**GOAL**. Go through the lines below. Copy those with "title".

**RECORDS PROVIDED**.
________________
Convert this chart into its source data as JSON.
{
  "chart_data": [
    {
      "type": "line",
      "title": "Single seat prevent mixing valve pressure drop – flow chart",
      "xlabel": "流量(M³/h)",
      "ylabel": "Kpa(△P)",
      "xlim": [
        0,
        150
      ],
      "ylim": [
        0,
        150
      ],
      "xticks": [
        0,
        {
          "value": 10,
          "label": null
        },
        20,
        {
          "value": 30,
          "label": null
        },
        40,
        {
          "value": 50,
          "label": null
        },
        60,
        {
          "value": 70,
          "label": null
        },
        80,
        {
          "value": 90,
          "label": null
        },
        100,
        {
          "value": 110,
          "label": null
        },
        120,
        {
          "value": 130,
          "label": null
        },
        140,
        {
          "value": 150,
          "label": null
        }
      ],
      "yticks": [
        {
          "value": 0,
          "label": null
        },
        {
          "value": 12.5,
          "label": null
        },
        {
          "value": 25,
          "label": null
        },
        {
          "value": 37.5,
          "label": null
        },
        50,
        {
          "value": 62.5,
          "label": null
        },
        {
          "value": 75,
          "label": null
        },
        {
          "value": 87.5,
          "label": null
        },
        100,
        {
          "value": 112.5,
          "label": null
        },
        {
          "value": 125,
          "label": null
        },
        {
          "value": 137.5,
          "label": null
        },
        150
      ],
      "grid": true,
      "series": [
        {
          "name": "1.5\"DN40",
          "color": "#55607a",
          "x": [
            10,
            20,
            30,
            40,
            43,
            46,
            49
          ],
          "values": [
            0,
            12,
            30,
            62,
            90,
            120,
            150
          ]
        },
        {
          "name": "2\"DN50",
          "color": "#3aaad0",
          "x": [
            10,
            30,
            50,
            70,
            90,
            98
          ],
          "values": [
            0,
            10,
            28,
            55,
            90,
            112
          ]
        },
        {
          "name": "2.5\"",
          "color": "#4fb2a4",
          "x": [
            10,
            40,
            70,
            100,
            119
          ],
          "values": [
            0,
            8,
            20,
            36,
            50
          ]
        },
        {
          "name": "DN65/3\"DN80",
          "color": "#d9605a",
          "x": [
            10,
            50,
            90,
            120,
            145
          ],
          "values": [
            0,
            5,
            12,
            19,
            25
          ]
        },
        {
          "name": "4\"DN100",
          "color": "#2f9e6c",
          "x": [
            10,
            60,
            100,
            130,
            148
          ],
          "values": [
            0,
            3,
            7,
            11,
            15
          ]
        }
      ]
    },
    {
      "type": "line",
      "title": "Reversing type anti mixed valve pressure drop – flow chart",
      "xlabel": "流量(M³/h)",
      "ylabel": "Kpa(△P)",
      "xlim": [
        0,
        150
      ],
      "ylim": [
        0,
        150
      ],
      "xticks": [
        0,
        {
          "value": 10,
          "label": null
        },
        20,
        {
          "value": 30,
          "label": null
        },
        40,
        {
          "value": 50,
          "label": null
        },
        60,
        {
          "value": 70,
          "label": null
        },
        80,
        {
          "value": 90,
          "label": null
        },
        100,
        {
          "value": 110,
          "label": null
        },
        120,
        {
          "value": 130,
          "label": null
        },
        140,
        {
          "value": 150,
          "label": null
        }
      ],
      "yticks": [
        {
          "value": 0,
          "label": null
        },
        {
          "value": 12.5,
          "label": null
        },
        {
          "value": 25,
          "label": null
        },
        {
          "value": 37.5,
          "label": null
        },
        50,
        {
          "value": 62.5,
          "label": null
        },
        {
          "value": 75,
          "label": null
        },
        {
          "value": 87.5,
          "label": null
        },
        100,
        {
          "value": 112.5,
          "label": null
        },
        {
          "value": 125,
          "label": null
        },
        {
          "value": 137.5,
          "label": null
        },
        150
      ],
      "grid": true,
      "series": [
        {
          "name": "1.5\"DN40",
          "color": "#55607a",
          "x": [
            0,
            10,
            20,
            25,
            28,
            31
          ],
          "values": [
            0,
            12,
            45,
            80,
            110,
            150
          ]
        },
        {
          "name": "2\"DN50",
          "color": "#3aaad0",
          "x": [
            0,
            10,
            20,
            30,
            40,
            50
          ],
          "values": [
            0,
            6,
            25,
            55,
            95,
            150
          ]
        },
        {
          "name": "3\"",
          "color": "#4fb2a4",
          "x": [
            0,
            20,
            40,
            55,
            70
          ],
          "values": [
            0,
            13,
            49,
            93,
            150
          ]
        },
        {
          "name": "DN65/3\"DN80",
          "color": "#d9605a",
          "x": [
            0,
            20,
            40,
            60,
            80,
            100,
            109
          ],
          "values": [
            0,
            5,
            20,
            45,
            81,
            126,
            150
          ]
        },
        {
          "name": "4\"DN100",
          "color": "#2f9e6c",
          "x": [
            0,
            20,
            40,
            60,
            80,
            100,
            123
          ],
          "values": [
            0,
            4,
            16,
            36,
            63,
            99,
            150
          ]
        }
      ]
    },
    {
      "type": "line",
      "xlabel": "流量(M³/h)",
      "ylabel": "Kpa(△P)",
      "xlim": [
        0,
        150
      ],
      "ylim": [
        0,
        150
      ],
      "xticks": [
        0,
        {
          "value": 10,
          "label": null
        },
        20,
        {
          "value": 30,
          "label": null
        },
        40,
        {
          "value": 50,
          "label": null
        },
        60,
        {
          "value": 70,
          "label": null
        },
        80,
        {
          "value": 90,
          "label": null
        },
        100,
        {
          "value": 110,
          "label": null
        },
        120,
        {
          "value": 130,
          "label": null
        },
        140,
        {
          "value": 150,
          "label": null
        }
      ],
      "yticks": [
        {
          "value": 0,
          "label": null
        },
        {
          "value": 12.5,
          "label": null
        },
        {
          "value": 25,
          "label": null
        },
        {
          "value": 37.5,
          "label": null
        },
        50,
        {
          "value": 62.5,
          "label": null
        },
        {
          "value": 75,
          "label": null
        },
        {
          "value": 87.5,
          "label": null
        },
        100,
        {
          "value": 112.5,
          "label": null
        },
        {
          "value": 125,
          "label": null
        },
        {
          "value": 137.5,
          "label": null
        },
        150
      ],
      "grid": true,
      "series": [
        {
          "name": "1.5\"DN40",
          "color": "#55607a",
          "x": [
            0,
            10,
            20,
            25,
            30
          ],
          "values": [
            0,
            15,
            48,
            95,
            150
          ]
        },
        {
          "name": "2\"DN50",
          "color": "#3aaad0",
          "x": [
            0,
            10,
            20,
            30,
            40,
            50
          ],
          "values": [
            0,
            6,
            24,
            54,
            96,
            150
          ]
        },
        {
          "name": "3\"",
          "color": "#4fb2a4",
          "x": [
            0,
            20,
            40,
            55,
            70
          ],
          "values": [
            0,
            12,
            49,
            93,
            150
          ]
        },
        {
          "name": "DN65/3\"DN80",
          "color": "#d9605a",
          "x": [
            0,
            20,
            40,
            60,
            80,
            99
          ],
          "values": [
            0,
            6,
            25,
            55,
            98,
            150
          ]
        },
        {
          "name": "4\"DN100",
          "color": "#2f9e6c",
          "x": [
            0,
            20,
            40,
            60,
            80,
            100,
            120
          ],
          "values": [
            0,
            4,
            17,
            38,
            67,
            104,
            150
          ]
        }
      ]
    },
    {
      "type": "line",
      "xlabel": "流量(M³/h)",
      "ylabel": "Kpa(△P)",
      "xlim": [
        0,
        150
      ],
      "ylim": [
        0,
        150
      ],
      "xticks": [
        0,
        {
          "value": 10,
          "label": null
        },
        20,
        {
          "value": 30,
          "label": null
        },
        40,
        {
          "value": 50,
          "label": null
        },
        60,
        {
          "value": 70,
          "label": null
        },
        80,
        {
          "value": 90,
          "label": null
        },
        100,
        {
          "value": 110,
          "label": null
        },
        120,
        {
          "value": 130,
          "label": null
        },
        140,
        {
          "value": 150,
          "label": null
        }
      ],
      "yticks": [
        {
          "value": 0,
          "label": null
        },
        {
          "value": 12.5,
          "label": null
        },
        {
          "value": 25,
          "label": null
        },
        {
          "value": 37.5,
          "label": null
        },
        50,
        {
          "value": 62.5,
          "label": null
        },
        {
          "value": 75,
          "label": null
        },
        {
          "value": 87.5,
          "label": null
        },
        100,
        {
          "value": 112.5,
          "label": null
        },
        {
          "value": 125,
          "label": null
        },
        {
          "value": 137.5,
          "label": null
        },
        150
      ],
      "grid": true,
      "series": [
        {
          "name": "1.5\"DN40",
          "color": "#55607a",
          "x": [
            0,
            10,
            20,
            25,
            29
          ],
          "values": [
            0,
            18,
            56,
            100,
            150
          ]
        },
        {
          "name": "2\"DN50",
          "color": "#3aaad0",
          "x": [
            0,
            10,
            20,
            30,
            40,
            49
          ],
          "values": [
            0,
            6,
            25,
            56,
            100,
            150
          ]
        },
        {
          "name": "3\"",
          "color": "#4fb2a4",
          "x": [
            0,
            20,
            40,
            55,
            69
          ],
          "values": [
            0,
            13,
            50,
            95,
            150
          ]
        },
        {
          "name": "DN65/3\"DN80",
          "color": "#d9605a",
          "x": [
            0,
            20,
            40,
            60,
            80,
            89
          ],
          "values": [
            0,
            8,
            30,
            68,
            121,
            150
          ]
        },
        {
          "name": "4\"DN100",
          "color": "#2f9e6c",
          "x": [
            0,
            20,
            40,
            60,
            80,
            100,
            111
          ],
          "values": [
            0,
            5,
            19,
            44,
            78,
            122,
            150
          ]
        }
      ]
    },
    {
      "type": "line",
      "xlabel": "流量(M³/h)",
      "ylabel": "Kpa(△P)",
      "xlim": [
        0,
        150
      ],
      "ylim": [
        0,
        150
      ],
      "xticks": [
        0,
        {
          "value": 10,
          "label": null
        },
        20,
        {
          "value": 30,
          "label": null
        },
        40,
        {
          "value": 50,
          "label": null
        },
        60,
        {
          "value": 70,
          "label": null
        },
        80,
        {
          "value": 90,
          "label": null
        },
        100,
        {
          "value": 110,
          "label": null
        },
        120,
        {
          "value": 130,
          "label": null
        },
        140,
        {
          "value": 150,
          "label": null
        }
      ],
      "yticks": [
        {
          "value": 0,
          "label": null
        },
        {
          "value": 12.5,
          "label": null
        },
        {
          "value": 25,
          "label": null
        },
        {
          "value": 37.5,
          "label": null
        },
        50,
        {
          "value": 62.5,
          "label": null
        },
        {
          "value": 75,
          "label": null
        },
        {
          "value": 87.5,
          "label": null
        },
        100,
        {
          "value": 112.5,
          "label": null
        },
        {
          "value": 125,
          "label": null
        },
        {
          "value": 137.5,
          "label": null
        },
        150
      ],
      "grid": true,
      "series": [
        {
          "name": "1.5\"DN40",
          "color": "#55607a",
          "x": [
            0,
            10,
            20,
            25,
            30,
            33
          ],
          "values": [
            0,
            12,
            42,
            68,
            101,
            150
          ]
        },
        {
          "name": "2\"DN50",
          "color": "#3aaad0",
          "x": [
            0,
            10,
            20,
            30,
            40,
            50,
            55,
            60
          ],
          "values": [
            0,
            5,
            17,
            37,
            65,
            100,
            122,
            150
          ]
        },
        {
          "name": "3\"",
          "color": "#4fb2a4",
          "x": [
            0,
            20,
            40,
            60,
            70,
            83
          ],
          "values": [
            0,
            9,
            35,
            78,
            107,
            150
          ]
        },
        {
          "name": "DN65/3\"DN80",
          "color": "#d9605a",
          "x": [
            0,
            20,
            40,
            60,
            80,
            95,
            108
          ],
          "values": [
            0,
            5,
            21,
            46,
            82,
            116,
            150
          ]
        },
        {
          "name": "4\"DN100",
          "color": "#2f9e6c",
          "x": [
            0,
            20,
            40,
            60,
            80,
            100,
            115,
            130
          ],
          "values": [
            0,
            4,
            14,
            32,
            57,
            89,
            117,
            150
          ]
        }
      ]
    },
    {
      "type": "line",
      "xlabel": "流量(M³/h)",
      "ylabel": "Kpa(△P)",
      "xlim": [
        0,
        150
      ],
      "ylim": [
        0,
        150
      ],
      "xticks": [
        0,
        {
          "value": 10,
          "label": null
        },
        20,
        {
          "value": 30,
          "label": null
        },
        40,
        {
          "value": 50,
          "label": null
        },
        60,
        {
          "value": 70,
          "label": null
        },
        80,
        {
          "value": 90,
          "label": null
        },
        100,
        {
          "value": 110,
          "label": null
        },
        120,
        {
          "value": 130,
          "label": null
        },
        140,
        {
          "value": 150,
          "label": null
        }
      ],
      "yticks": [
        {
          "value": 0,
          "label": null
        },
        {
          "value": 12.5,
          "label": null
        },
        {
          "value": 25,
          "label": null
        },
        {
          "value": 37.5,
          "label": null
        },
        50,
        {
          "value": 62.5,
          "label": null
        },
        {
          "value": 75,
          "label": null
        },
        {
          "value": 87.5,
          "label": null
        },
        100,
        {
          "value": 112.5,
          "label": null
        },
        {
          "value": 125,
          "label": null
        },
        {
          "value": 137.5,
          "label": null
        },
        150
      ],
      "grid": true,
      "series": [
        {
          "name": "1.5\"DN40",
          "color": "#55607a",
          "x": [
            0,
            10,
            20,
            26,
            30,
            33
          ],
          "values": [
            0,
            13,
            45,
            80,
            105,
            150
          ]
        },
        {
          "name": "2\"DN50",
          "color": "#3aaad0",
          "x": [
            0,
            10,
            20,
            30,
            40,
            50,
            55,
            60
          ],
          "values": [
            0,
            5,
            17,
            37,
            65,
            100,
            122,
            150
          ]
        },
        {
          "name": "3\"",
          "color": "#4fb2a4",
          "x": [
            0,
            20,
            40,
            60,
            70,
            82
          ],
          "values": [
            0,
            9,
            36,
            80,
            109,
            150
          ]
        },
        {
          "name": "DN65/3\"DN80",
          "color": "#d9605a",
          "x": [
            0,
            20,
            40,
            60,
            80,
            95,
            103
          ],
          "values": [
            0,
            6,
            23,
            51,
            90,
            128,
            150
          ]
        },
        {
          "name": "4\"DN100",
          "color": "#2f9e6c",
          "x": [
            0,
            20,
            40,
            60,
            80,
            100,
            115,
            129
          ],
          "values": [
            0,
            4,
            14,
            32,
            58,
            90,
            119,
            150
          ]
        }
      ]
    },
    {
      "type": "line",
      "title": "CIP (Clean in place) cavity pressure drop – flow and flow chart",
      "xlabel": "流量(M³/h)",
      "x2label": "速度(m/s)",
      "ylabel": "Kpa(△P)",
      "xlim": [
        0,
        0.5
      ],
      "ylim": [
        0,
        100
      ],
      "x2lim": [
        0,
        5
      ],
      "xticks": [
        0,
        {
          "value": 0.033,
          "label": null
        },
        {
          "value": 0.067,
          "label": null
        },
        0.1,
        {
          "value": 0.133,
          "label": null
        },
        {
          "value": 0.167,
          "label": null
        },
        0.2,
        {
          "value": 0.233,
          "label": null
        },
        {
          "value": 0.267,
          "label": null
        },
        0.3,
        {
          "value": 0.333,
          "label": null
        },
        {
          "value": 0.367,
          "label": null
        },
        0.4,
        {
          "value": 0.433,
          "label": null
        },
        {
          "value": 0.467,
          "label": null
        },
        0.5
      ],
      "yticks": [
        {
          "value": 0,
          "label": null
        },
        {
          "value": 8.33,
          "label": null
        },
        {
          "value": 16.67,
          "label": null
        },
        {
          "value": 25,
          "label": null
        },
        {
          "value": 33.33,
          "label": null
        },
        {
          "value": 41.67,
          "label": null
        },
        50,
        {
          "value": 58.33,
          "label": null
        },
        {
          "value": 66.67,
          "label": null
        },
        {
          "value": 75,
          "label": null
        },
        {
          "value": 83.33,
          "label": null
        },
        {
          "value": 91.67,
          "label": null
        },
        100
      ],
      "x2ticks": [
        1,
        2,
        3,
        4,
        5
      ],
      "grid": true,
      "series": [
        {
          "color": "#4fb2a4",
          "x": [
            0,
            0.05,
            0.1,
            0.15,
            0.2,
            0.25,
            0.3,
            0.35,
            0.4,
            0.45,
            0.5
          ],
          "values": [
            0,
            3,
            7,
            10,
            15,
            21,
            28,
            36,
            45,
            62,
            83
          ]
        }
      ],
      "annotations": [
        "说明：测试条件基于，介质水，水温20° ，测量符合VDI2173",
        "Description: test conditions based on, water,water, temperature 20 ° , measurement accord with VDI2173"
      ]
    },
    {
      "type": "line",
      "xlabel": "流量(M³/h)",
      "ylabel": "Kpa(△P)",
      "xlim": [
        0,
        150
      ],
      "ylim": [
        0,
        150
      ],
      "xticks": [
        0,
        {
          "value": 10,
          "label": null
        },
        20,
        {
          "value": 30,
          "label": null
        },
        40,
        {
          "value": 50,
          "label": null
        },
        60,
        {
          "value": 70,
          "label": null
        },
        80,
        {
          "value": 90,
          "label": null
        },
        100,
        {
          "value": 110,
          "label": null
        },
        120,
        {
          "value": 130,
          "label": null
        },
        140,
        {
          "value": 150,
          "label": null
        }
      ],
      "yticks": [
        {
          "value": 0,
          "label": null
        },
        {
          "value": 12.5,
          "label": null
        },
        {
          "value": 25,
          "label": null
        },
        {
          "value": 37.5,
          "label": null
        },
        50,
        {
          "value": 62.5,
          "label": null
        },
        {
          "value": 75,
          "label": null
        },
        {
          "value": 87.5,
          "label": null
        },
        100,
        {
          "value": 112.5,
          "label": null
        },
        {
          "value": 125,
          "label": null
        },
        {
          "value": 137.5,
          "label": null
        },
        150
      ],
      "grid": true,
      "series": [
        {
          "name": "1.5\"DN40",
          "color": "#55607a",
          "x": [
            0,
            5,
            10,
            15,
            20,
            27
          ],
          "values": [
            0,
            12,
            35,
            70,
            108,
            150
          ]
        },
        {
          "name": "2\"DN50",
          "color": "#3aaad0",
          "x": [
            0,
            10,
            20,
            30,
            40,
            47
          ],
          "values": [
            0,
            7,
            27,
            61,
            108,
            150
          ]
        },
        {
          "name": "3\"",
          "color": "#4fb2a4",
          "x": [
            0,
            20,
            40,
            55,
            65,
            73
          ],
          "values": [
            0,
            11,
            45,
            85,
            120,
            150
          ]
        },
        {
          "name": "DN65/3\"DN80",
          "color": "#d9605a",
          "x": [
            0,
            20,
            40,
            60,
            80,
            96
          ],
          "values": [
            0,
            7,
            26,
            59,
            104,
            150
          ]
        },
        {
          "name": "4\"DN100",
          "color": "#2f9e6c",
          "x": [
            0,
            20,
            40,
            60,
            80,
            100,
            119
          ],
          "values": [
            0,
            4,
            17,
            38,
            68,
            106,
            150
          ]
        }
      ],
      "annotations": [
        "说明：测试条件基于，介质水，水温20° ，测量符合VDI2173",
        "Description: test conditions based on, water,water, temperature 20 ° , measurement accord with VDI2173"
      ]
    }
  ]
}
________________
**RESPONSE FOR THIS EXERCISE**.
      "title": "Single seat prevent mixing valve pressure drop – flow chart",
      "title": "Reversing type anti mixed valve pressure drop – flow chart",
      "title": "CIP (Clean in place) cavity pressure drop – flow and flow chart",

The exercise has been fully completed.